» Exercise brief
Retype each entry below exactly as it stands.
## Start Materials provided
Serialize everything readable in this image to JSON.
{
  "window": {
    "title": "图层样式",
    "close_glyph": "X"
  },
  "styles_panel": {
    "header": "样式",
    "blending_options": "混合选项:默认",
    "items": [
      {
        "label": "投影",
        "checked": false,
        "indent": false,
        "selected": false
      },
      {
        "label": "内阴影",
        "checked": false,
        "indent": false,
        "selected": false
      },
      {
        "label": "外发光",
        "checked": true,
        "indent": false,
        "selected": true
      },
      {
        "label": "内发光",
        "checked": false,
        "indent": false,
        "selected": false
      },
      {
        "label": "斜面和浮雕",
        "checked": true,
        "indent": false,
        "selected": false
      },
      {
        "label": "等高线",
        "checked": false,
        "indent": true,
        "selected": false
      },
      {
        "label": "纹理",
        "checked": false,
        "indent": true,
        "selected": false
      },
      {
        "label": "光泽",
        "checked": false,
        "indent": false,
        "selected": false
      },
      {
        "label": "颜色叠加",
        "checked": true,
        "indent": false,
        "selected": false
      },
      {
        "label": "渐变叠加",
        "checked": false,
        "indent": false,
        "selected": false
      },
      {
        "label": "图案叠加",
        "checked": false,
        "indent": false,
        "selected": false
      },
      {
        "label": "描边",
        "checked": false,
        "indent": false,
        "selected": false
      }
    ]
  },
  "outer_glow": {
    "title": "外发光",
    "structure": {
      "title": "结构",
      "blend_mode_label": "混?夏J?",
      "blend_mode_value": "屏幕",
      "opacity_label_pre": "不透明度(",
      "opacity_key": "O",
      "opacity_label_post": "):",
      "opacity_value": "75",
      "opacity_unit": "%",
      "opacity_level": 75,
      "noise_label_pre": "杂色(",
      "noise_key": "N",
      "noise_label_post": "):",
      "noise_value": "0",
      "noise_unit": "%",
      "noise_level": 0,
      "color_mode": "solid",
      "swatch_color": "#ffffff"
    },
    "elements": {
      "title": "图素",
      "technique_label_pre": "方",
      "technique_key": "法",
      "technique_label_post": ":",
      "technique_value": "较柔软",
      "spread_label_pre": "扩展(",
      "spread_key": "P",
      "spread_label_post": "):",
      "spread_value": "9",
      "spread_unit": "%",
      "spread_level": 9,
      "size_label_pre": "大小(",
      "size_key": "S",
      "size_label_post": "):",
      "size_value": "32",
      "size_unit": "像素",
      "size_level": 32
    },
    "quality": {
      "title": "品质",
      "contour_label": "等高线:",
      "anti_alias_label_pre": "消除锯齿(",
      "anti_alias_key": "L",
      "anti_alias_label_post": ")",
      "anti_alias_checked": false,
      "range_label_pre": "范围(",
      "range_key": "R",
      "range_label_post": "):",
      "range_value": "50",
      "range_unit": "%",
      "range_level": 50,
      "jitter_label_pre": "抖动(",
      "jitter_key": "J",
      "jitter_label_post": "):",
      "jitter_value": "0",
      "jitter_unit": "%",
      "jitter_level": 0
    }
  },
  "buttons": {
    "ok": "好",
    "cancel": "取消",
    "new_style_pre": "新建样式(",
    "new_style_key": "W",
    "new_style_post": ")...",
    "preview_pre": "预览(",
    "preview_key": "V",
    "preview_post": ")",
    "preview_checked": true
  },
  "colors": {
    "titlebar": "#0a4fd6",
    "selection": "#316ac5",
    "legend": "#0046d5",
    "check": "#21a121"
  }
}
## End Materials provided
» Answer below
Serialize everything readable in this image to JSON.
{
  "window": {
    "title": "图层样式",
    "close_glyph": "X"
  },
  "styles_panel": {
    "header": "样式",
    "blending_options": "混合选项:默认",
    "items": [
      {
        "label": "投影",
        "checked": false,
        "indent": false,
        "selected": false
      },
      {
        "label": "内阴影",
        "checked": false,
        "indent": false,
        "selected": false
      },
      {
        "label": "外发光",
        "checked": true,
        "indent": false,
        "selected": true
      },
      {
        "label": "内发光",
        "checked": false,
        "indent": false,
        "selected": false
      },
      {
        "label": "斜面和浮雕",
        "checked": true,
        "indent": false,
        "selected": false
      },
      {
        "label": "等高线",
        "checked": false,
        "indent": true,
        "selected": false
      },
      {
        "label": "纹理",
        "checked": false,
        "indent": true,
        "selected": false
      },
      {
        "label": "光泽",
        "checked": false,
        "indent": false,
        "selected": false
      },
      {
        "label": "颜色叠加",
        "checked": true,
        "indent": false,
        "selected": false
      },
      {
        "label": "渐变叠加",
        "checked": false,
        "indent": false,
        "selected": false
      },
      {
        "label": "图案叠加",
        "checked": false,
        "indent": false,
        "selected": false
      },
      {
        "label": "描边",
        "checked": false,
        "indent": false,
        "selected": false
      }
    ]
  },
  "outer_glow": {
    "title": "外发光",
    "structure": {
      "title": "结构",
      "blend_mode_label": "混?夏J?",
      "blend_mode_value": "屏幕",
      "opacity_label_pre": "不透明度(",
      "opacity_key": "O",
      "opacity_label_post": "):",
      "opacity_value": "75",
      "opacity_unit": "%",
      "opacity_level": 75,
      "noise_label_pre": "杂色(",
      "noise_key": "N",
      "noise_label_post": "):",
      "noise_value": "0",
      "noise_unit": "%",
      "noise_level": 0,
      "color_mode": "solid",
      "swatch_color": "#ffffff"
    },
    "elements": {
      "title": "图素",
      "technique_label_pre": "方",
      "technique_key": "法",
      "technique_label_post": ":",
      "technique_value": "较柔软",
      "spread_label_pre": "扩展(",
      "spread_key": "P",
      "spread_label_post": "):",
      "spread_value": "9",
      "spread_unit": "%",
      "spread_level": 9,
      "size_label_pre": "大小(",
      "size_key": "S",
      "size_label_post": "):",
      "size_value": "32",
      "size_unit": "像素",
      "size_level": 32
    },
    "quality": {
      "title": "品质",
      "contour_label": "等高线:",
      "anti_alias_label_pre": "消除锯齿(",
      "anti_alias_key": "L",
      "anti_alias_label_post": ")",
      "anti_alias_checked": false,
      "range_label_pre": "范围(",
      "range_key": "R",
      "range_label_post": "):",
      "range_value": "50",
      "range_unit": "%",
      "range_level": 50,
      "jitter_label_pre": "抖动(",
      "jitter_key": "J",
      "jitter_label_post": "):",
      "jitter_value": "0",
      "jitter_unit": "%",
      "jitter_level": 0
    }
  },
  "buttons": {
    "ok": "好",
    "cancel": "取消",
    "new_style_pre": "新建样式(",
    "new_style_key": "W",
    "new_style_post": ")...",
    "preview_pre": "预览(",
    "preview_key": "V",
    "preview_post": ")",
    "preview_checked": true
  },
  "colors": {
    "titlebar": "#0a4fd6",
    "selection": "#316ac5",
    "legend": "#0046d5",
    "check": "#21a121"
  }
}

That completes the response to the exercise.